START Available records

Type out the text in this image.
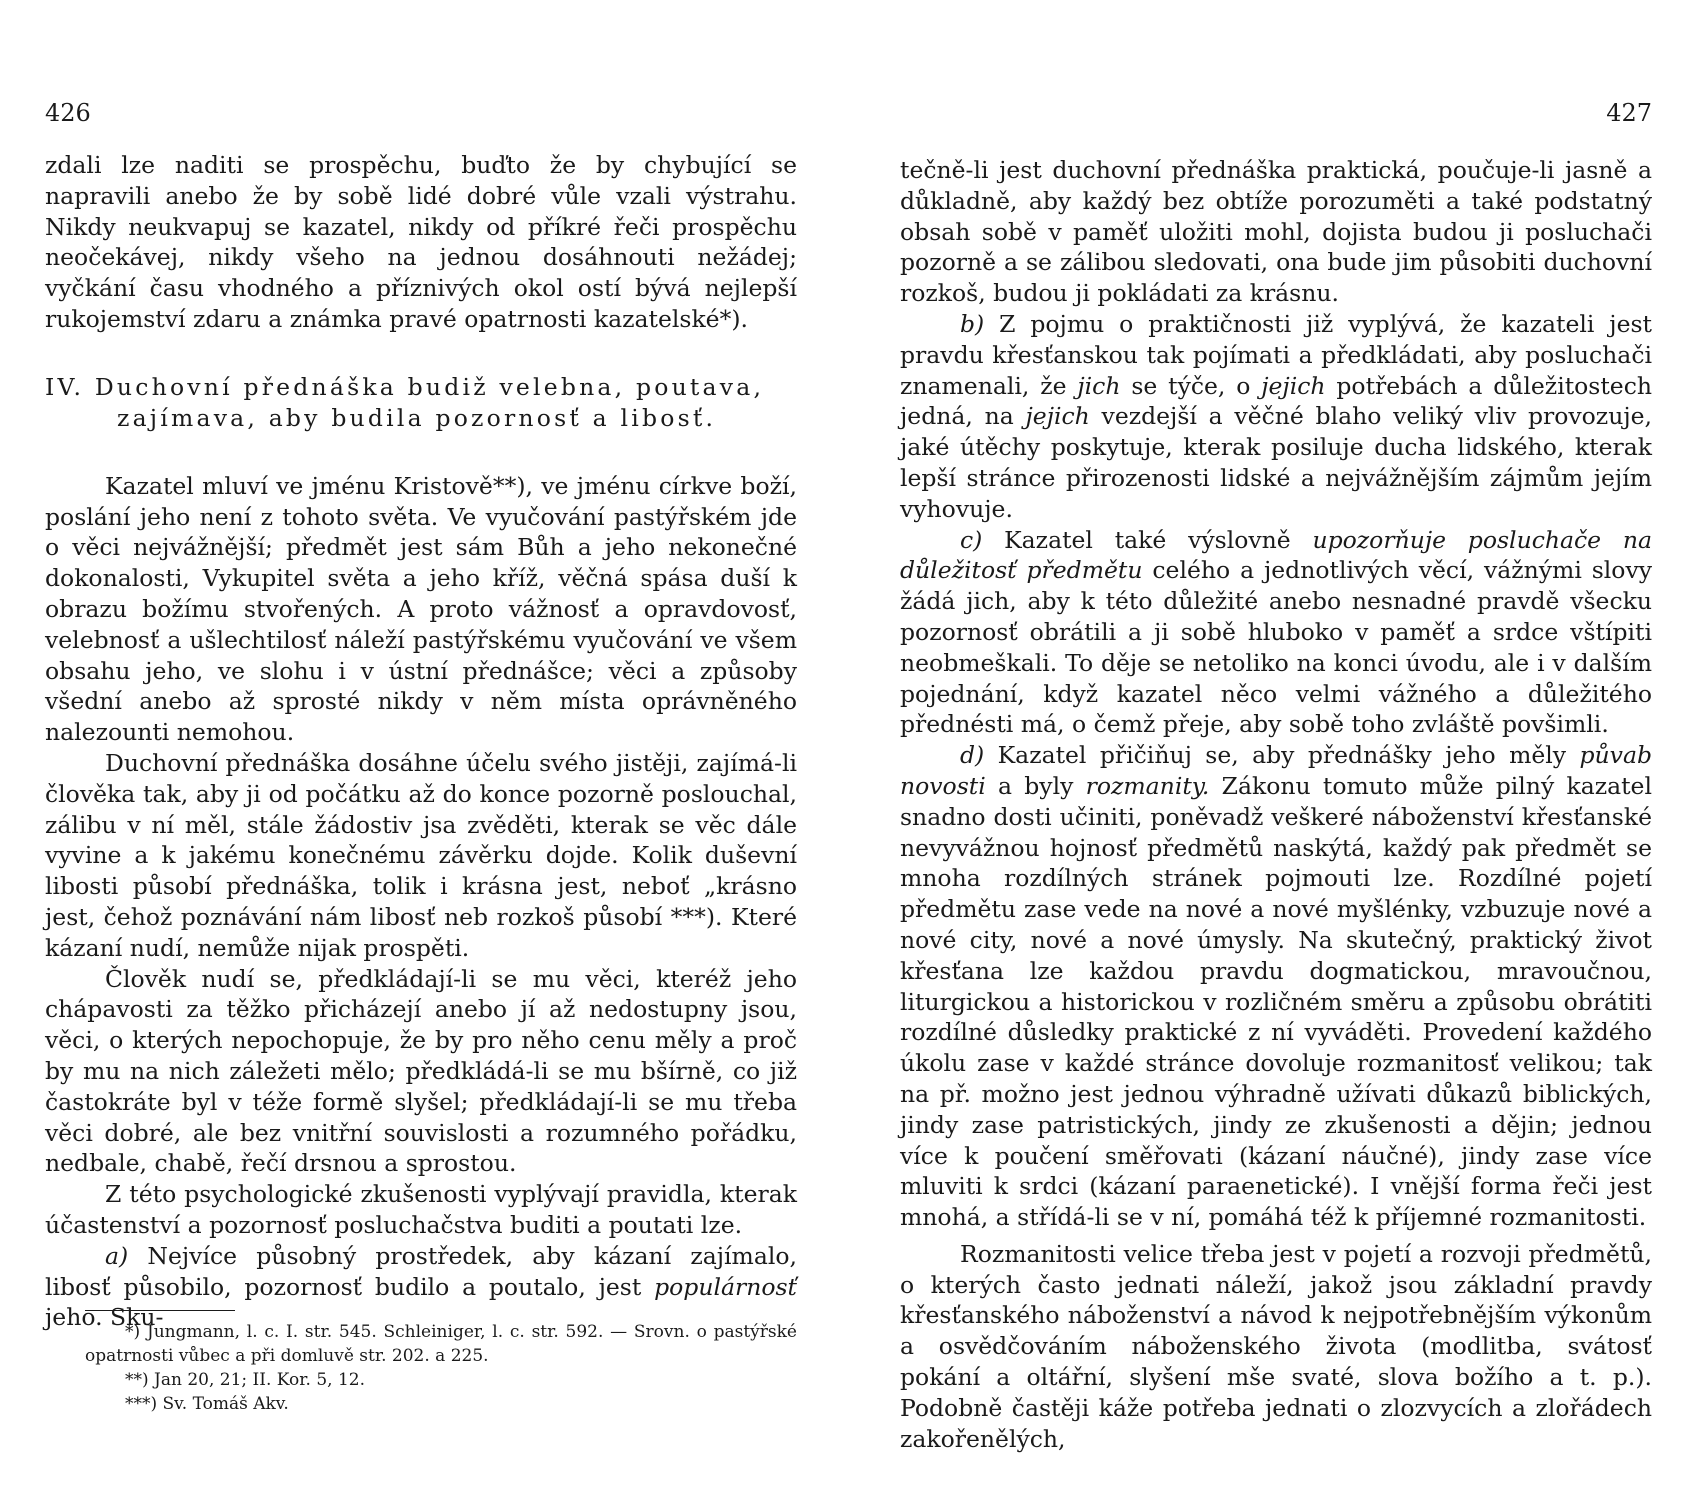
426

zdali lze naditi se prospěchu, buďto že by chybující se napravili anebo že by sobě lidé dobré vůle vzali výstrahu. Nikdy neukvapuj se kazatel, nikdy od příkré řeči prospěchu neočekávej, nikdy všeho na jednou dosáhnouti nežádej; vyčkání času vhodného a příznivých okol ostí bývá nejlepší rukojemství zdaru a známka pravé opatrnosti kazatelské*).

IV. Duchovní přednáška budiž velebna, poutava,
zajímava, aby budila pozornosť a libosť.

Kazatel mluví ve jménu Kristově**), ve jménu církve boží, poslání jeho není z tohoto světa. Ve vyučování pastýřském jde o věci nejvážnější; předmět jest sám Bůh a jeho nekonečné dokonalosti, Vykupitel světa a jeho kříž, věčná spása duší k obrazu božímu stvořených. A proto vážnosť a opravdovosť, velebnosť a ušlechtilosť náleží pastýřskému vyučování ve všem obsahu jeho, ve slohu i v ústní přednášce; věci a způsoby všední anebo až sprosté nikdy v něm místa oprávněného nalezounti nemohou.

Duchovní přednáška dosáhne účelu svého jistěji, zajímá-li člověka tak, aby ji od počátku až do konce pozorně poslouchal, zálibu v ní měl, stále žádostiv jsa zvěděti, kterak se věc dále vyvine a k jakému konečnému závěrku dojde. Kolik duševní libosti působí přednáška, tolik i krásna jest, neboť „krásno jest, čehož poznávání nám libosť neb rozkoš působí ***). Které kázaní nudí, nemůže nijak prospěti.

Člověk nudí se, předkládají-li se mu věci, kteréž jeho chápavosti za těžko přicházejí anebo jí až nedostupny jsou, věci, o kterých nepochopuje, že by pro něho cenu měly a proč by mu na nich záležeti mělo; předkládá-li se mu bšírně, co již častokráte byl v téže formě slyšel; předkládají-li se mu třeba věci dobré, ale bez vnitřní souvislosti a rozumného pořádku, nedbale, chabě, řečí drsnou a sprostou.

Z této psychologické zkušenosti vyplývají pravidla, kterak účastenství a pozornosť posluchačstva buditi a poutati lze.

a) Nejvíce působný prostředek, aby kázaní zajímalo, libosť působilo, pozornosť budilo a poutalo, jest populárnosť jeho. Sku-

*) Jungmann, l. c. I. str. 545. Schleiniger, l. c. str. 592. — Srovn. o pastýřské opatrnosti vůbec a při domluvě str. 202. a 225.

**) Jan 20, 21; II. Kor. 5, 12.

***) Sv. Tomáš Akv.

427

tečně-li jest duchovní přednáška praktická, poučuje-li jasně a důkladně, aby každý bez obtíže porozuměti a také podstatný obsah sobě v paměť uložiti mohl, dojista budou ji posluchači pozorně a se zálibou sledovati, ona bude jim působiti duchovní rozkoš, budou ji pokládati za krásnu.

b) Z pojmu o praktičnosti již vyplývá, že kazateli jest pravdu křesťanskou tak pojímati a předkládati, aby posluchači znamenali, že jich se týče, o jejich potřebách a důležitostech jedná, na jejich vezdejší a věčné blaho veliký vliv provozuje, jaké útěchy poskytuje, kterak posiluje ducha lidského, kterak lepší stránce přirozenosti lidské a nejvážnějším zájmům jejím vyhovuje.

c) Kazatel také výslovně upozorňuje posluchače na důležitosť předmětu celého a jednotlivých věcí, vážnými slovy žádá jich, aby k této důležité anebo nesnadné pravdě všecku pozornosť obrátili a ji sobě hluboko v paměť a srdce vštípiti neobmeškali. To děje se netoliko na konci úvodu, ale i v dalším pojednání, když kazatel něco velmi vážného a důležitého přednésti má, o čemž přeje, aby sobě toho zvláště povšimli.

d) Kazatel přičiňuj se, aby přednášky jeho měly půvab novosti a byly rozmanity. Zákonu tomuto může pilný kazatel snadno dosti učiniti, poněvadž veškeré náboženství křesťanské nevyvážnou hojnosť předmětů naskýtá, každý pak předmět se mnoha rozdílných stránek pojmouti lze. Rozdílné pojetí předmětu zase vede na nové a nové myšlénky, vzbuzuje nové a nové city, nové a nové úmysly. Na skutečný, praktický život křesťana lze každou pravdu dogmatickou, mravoučnou, liturgickou a historickou v rozličném směru a způsobu obrátiti rozdílné důsledky praktické z ní vyváděti. Provedení každého úkolu zase v každé stránce dovoluje rozmanitosť velikou; tak na př. možno jest jednou výhradně užívati důkazů biblických, jindy zase patristických, jindy ze zkušenosti a dějin; jednou více k poučení směřovati (kázaní náučné), jindy zase více mluviti k srdci (kázaní paraenetické). I vnější forma řeči jest mnohá, a střídá-li se v ní, pomáhá též k příjemné rozmanitosti.

Rozmanitosti velice třeba jest v pojetí a rozvoji předmětů, o kterých často jednati náleží, jakož jsou základní pravdy křesťanského náboženství a návod k nejpotřebnějším výkonům a osvědčováním náboženského života (modlitba, svátosť pokání a oltářní, slyšení mše svaté, slova božího a t. p.). Podobně častěji káže potřeba jednati o zlozvycích a zlořádech zakořenělých,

END Available records

● Short task
Write out the whole listing again, exactly, with no pictures.

● The output
Type out the text in this image.
426

zdali lze naditi se prospěchu, buďto že by chybující se napravili anebo že by sobě lidé dobré vůle vzali výstrahu. Nikdy neukvapuj se kazatel, nikdy od příkré řeči prospěchu neočekávej, nikdy všeho na jednou dosáhnouti nežádej; vyčkání času vhodného a příznivých okol ostí bývá nejlepší rukojemství zdaru a známka pravé opatrnosti kazatelské*).

IV. Duchovní přednáška budiž velebna, poutava,
zajímava, aby budila pozornosť a libosť.

Kazatel mluví ve jménu Kristově**), ve jménu církve boží, poslání jeho není z tohoto světa. Ve vyučování pastýřském jde o věci nejvážnější; předmět jest sám Bůh a jeho nekonečné dokonalosti, Vykupitel světa a jeho kříž, věčná spása duší k obrazu božímu stvořených. A proto vážnosť a opravdovosť, velebnosť a ušlechtilosť náleží pastýřskému vyučování ve všem obsahu jeho, ve slohu i v ústní přednášce; věci a způsoby všední anebo až sprosté nikdy v něm místa oprávněného nalezounti nemohou.

Duchovní přednáška dosáhne účelu svého jistěji, zajímá-li člověka tak, aby ji od počátku až do konce pozorně poslouchal, zálibu v ní měl, stále žádostiv jsa zvěděti, kterak se věc dále vyvine a k jakému konečnému závěrku dojde. Kolik duševní libosti působí přednáška, tolik i krásna jest, neboť „krásno jest, čehož poznávání nám libosť neb rozkoš působí ***). Které kázaní nudí, nemůže nijak prospěti.

Člověk nudí se, předkládají-li se mu věci, kteréž jeho chápavosti za těžko přicházejí anebo jí až nedostupny jsou, věci, o kterých nepochopuje, že by pro něho cenu měly a proč by mu na nich záležeti mělo; předkládá-li se mu bšírně, co již častokráte byl v téže formě slyšel; předkládají-li se mu třeba věci dobré, ale bez vnitřní souvislosti a rozumného pořádku, nedbale, chabě, řečí drsnou a sprostou.

Z této psychologické zkušenosti vyplývají pravidla, kterak účastenství a pozornosť posluchačstva buditi a poutati lze.

a) Nejvíce působný prostředek, aby kázaní zajímalo, libosť působilo, pozornosť budilo a poutalo, jest populárnosť jeho. Sku-

*) Jungmann, l. c. I. str. 545. Schleiniger, l. c. str. 592. — Srovn. o pastýřské opatrnosti vůbec a při domluvě str. 202. a 225.

**) Jan 20, 21; II. Kor. 5, 12.

***) Sv. Tomáš Akv.

427

tečně-li jest duchovní přednáška praktická, poučuje-li jasně a důkladně, aby každý bez obtíže porozuměti a také podstatný obsah sobě v paměť uložiti mohl, dojista budou ji posluchači pozorně a se zálibou sledovati, ona bude jim působiti duchovní rozkoš, budou ji pokládati za krásnu.

b) Z pojmu o praktičnosti již vyplývá, že kazateli jest pravdu křesťanskou tak pojímati a předkládati, aby posluchači znamenali, že jich se týče, o jejich potřebách a důležitostech jedná, na jejich vezdejší a věčné blaho veliký vliv provozuje, jaké útěchy poskytuje, kterak posiluje ducha lidského, kterak lepší stránce přirozenosti lidské a nejvážnějším zájmům jejím vyhovuje.

c) Kazatel také výslovně upozorňuje posluchače na důležitosť předmětu celého a jednotlivých věcí, vážnými slovy žádá jich, aby k této důležité anebo nesnadné pravdě všecku pozornosť obrátili a ji sobě hluboko v paměť a srdce vštípiti neobmeškali. To děje se netoliko na konci úvodu, ale i v dalším pojednání, když kazatel něco velmi vážného a důležitého přednésti má, o čemž přeje, aby sobě toho zvláště povšimli.

d) Kazatel přičiňuj se, aby přednášky jeho měly půvab novosti a byly rozmanity. Zákonu tomuto může pilný kazatel snadno dosti učiniti, poněvadž veškeré náboženství křesťanské nevyvážnou hojnosť předmětů naskýtá, každý pak předmět se mnoha rozdílných stránek pojmouti lze. Rozdílné pojetí předmětu zase vede na nové a nové myšlénky, vzbuzuje nové a nové city, nové a nové úmysly. Na skutečný, praktický život křesťana lze každou pravdu dogmatickou, mravoučnou, liturgickou a historickou v rozličném směru a způsobu obrátiti rozdílné důsledky praktické z ní vyváděti. Provedení každého úkolu zase v každé stránce dovoluje rozmanitosť velikou; tak na př. možno jest jednou výhradně užívati důkazů biblických, jindy zase patristických, jindy ze zkušenosti a dějin; jednou více k poučení směřovati (kázaní náučné), jindy zase více mluviti k srdci (kázaní paraenetické). I vnější forma řeči jest mnohá, a střídá-li se v ní, pomáhá též k příjemné rozmanitosti.

Rozmanitosti velice třeba jest v pojetí a rozvoji předmětů, o kterých často jednati náleží, jakož jsou základní pravdy křesťanského náboženství a návod k nejpotřebnějším výkonům a osvědčováním náboženského života (modlitba, svátosť pokání a oltářní, slyšení mše svaté, slova božího a t. p.). Podobně častěji káže potřeba jednati o zlozvycích a zlořádech zakořenělých,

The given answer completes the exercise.